>> START Data in this exercise
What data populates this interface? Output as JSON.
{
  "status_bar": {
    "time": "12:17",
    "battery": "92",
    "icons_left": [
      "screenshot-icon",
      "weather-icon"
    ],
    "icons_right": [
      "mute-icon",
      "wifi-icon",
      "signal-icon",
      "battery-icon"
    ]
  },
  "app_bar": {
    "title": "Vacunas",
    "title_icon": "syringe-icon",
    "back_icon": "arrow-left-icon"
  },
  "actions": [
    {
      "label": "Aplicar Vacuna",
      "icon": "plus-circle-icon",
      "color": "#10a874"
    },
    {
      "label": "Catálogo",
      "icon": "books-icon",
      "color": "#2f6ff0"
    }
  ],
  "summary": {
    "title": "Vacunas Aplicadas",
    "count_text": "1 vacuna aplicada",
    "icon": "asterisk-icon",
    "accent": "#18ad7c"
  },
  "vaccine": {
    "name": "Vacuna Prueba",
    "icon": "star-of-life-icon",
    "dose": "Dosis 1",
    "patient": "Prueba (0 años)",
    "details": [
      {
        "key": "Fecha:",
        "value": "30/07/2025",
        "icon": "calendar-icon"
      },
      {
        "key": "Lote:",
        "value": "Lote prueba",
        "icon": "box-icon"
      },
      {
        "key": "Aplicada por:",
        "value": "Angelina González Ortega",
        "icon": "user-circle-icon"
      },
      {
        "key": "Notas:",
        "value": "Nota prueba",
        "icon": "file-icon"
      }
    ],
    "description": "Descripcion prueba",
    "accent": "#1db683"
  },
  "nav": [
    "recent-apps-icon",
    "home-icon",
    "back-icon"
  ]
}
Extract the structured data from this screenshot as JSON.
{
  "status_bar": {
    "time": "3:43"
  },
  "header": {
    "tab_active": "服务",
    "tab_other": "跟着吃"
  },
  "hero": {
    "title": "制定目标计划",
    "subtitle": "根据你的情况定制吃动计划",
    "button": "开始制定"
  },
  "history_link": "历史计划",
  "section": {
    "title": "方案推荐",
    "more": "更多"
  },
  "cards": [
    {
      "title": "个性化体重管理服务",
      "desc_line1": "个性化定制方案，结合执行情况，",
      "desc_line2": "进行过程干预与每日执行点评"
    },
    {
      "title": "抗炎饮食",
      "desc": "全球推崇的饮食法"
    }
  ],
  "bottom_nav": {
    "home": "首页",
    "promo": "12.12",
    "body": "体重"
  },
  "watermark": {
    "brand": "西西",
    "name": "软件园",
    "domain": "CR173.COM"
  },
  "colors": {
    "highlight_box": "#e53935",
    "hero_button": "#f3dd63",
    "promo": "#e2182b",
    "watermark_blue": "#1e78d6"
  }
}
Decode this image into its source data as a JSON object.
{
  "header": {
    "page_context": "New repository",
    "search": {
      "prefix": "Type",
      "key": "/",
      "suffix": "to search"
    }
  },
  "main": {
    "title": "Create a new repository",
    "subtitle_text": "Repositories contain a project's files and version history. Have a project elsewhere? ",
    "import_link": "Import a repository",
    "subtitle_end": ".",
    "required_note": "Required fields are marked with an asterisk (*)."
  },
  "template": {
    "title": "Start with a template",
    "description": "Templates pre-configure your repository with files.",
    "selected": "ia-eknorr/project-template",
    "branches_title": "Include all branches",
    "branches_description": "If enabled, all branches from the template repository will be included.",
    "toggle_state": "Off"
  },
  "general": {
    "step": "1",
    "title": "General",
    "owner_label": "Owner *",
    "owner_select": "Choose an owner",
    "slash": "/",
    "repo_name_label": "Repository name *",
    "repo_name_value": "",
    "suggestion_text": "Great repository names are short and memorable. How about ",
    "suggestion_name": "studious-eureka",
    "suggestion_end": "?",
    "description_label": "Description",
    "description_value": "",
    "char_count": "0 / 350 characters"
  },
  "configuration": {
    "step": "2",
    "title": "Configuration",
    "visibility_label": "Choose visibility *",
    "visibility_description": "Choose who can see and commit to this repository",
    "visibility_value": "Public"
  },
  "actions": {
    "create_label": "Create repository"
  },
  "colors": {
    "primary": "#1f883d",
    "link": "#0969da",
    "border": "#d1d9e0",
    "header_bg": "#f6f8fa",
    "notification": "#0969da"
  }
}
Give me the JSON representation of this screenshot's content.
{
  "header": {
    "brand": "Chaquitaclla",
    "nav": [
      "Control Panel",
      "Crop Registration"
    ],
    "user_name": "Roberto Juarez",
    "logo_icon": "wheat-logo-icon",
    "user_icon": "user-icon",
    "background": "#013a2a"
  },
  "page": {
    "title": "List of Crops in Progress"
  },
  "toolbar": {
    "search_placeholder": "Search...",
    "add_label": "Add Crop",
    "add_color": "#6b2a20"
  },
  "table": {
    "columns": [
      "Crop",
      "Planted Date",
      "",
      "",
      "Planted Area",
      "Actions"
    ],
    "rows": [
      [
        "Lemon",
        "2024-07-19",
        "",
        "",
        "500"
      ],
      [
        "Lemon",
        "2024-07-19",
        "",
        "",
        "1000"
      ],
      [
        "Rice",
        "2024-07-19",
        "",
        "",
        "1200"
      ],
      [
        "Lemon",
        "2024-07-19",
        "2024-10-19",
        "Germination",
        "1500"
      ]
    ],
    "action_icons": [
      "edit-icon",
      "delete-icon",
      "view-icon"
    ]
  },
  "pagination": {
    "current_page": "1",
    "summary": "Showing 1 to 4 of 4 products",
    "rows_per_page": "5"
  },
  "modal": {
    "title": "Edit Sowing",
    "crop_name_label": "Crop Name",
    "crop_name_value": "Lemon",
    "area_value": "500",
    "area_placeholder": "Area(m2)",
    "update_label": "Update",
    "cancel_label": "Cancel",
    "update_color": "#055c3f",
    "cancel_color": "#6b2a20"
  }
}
>> END Data in this exercise
### Given instruction:
Count how many lines above include the word "from" and answer with that figure only.

### Answer to this exercise:
2